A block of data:
═══
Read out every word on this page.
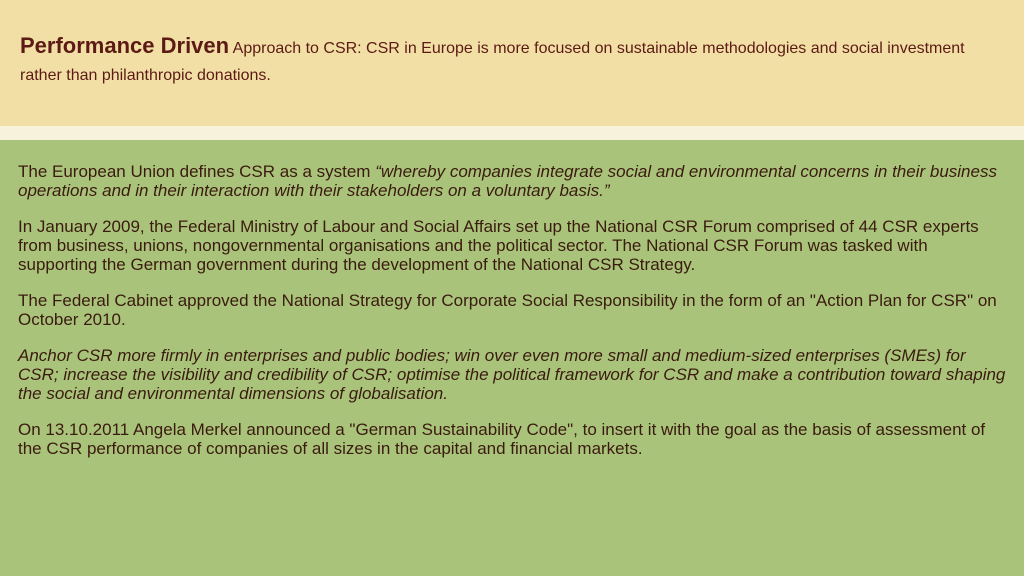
Performance Driven Approach to CSR: CSR in Europe is more focused on sustainable methodologies and social investment rather than philanthropic donations.

The European Union defines CSR as a system “whereby companies integrate social and environmental concerns in their business operations and in their interaction with their stakeholders on a voluntary basis.”

In January 2009, the Federal Ministry of Labour and Social Affairs set up the National CSR Forum comprised of 44 CSR experts from business, unions, nongovernmental organisations and the political sector. The National CSR Forum was tasked with supporting the German government during the development of the National CSR Strategy.

The Federal Cabinet approved the National Strategy for Corporate Social Responsibility in the form of an "Action Plan for CSR" on October 2010.

Anchor CSR more firmly in enterprises and public bodies; win over even more small and medium-sized enterprises (SMEs) for CSR; increase the visibility and credibility of CSR; optimise the political framework for CSR and make a contribution toward shaping the social and environmental dimensions of globalisation.

On 13.10.2011 Angela Merkel announced a "German Sustainability Code", to insert it with the goal as the basis of assessment of the CSR performance of companies of all sizes in the capital and financial markets.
═══
# [Task statement]
Find the lines above holding the word "National" and show them.

# [Task result]
In January 2009, the Federal Ministry of Labour and Social Affairs set up the National CSR Forum comprised of 44 CSR experts from business, unions, nongovernmental organisations and the political sector. The National CSR Forum was tasked with supporting the German government during the development of the National CSR Strategy.
The Federal Cabinet approved the National Strategy for Corporate Social Responsibility in the form of an "Action Plan for CSR" on October 2010.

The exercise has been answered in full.